• Task statement:
Go through the records and show each line where the word "Mini" occurs.
===============
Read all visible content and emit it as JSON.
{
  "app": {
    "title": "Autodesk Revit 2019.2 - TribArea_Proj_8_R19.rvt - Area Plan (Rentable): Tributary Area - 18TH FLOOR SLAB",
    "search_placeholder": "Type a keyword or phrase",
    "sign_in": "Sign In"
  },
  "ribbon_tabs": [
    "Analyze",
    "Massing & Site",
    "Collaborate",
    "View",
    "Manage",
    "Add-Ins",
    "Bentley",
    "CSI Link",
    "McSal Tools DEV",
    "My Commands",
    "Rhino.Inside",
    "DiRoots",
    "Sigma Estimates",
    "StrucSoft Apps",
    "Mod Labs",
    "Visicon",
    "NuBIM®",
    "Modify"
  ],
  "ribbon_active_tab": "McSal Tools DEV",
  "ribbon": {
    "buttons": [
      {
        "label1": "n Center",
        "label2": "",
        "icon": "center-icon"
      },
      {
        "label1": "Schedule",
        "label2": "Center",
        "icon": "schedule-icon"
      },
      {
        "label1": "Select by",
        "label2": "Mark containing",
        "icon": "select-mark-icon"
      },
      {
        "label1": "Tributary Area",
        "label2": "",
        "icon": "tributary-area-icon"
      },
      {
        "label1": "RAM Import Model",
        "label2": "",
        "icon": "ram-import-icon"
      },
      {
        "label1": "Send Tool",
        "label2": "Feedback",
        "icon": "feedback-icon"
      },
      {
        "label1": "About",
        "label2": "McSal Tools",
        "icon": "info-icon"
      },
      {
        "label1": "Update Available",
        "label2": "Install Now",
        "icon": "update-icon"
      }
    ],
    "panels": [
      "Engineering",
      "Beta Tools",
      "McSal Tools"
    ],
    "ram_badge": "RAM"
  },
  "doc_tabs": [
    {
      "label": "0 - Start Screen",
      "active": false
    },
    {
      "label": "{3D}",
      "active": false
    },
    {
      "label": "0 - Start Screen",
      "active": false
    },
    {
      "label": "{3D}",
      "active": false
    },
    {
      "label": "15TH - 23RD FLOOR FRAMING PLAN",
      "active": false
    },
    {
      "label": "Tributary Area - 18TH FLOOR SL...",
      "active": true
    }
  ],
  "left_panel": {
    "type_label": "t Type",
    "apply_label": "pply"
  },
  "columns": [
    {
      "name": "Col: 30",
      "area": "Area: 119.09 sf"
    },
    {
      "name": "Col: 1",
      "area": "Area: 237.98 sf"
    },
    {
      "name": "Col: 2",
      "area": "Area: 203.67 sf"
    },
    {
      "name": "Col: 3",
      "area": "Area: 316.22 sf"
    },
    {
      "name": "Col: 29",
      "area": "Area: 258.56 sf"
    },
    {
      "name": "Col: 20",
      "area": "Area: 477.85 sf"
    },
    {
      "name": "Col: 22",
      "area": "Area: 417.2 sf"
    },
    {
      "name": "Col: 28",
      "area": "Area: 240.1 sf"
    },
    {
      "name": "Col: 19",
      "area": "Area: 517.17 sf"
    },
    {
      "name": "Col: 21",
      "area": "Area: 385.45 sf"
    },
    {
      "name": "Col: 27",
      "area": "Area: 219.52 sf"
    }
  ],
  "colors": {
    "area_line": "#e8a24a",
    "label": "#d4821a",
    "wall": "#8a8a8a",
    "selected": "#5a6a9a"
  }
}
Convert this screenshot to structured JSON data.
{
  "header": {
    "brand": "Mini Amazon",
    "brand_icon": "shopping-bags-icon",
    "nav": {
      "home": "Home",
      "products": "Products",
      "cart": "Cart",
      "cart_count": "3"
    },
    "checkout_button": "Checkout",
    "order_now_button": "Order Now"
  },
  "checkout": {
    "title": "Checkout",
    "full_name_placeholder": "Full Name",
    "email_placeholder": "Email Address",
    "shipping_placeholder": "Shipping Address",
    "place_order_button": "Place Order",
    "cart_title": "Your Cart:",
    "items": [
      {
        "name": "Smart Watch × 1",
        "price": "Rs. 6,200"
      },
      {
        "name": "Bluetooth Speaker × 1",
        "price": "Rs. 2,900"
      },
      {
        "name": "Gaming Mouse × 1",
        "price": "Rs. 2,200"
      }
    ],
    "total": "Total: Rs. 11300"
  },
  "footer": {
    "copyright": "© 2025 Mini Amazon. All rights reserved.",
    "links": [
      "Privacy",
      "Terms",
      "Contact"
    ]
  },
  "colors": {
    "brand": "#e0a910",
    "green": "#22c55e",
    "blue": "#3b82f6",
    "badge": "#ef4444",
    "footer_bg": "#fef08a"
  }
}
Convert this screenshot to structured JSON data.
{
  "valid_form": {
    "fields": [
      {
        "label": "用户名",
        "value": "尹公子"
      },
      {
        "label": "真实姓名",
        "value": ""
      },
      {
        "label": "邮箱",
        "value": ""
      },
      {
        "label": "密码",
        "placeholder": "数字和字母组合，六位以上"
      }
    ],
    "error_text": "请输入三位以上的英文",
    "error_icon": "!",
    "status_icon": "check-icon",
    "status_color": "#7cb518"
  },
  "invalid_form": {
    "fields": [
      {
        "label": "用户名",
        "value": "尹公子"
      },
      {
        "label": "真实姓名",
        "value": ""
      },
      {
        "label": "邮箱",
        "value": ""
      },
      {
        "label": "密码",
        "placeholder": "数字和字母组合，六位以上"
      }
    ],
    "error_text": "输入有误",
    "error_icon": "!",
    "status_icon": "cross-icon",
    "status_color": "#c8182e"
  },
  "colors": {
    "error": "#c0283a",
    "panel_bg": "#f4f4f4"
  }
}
===============
• Result below:
    "brand": "Mini Amazon",
    "copyright": "© 2025 Mini Amazon. All rights reserved.",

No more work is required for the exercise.